* [Task instructions]:
Transcribe every entry below word for word, but skip the pictures.

Figure record listings
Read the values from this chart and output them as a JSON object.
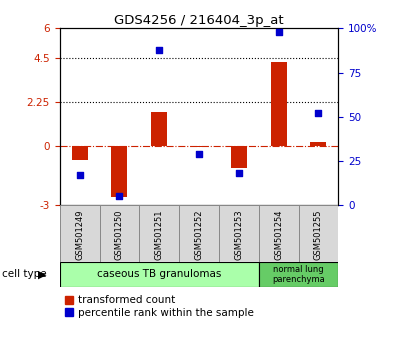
{
  "title": "GDS4256 / 216404_3p_at",
  "samples": [
    "GSM501249",
    "GSM501250",
    "GSM501251",
    "GSM501252",
    "GSM501253",
    "GSM501254",
    "GSM501255"
  ],
  "transformed_count": [
    -0.7,
    -2.6,
    1.75,
    -0.05,
    -1.1,
    4.3,
    0.2
  ],
  "percentile_rank": [
    17,
    5,
    88,
    29,
    18,
    98,
    52
  ],
  "ylim_left": [
    -3,
    6
  ],
  "ylim_right": [
    0,
    100
  ],
  "yticks_left": [
    -3,
    0,
    2.25,
    4.5,
    6
  ],
  "ytick_labels_left": [
    "-3",
    "0",
    "2.25",
    "4.5",
    "6"
  ],
  "yticks_right": [
    0,
    25,
    50,
    75,
    100
  ],
  "ytick_labels_right": [
    "0",
    "25",
    "50",
    "75",
    "100%"
  ],
  "bar_color_red": "#cc2200",
  "dot_color_blue": "#0000cc",
  "group1_color": "#aaffaa",
  "group2_color": "#66cc66",
  "group1_label": "caseous TB granulomas",
  "group2_label": "normal lung\nparenchyma",
  "legend_red_label": "transformed count",
  "legend_blue_label": "percentile rank within the sample",
  "cell_type_label": "cell type",
  "bar_width": 0.4,
  "dot_size": 18
}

* [Task output]:
Read the values from this chart and output them as a JSON object.
{
  "title": "GDS4256 / 216404_3p_at",
  "samples": [
    "GSM501249",
    "GSM501250",
    "GSM501251",
    "GSM501252",
    "GSM501253",
    "GSM501254",
    "GSM501255"
  ],
  "transformed_count": [
    -0.7,
    -2.6,
    1.75,
    -0.05,
    -1.1,
    4.3,
    0.2
  ],
  "percentile_rank": [
    17,
    5,
    88,
    29,
    18,
    98,
    52
  ],
  "ylim_left": [
    -3,
    6
  ],
  "ylim_right": [
    0,
    100
  ],
  "yticks_left": [
    -3,
    0,
    2.25,
    4.5,
    6
  ],
  "ytick_labels_left": [
    "-3",
    "0",
    "2.25",
    "4.5",
    "6"
  ],
  "yticks_right": [
    0,
    25,
    50,
    75,
    100
  ],
  "ytick_labels_right": [
    "0",
    "25",
    "50",
    "75",
    "100%"
  ],
  "bar_color_red": "#cc2200",
  "dot_color_blue": "#0000cc",
  "group1_color": "#aaffaa",
  "group2_color": "#66cc66",
  "group1_label": "caseous TB granulomas",
  "group2_label": "normal lung\nparenchyma",
  "legend_red_label": "transformed count",
  "legend_blue_label": "percentile rank within the sample",
  "cell_type_label": "cell type",
  "bar_width": 0.4,
  "dot_size": 18
}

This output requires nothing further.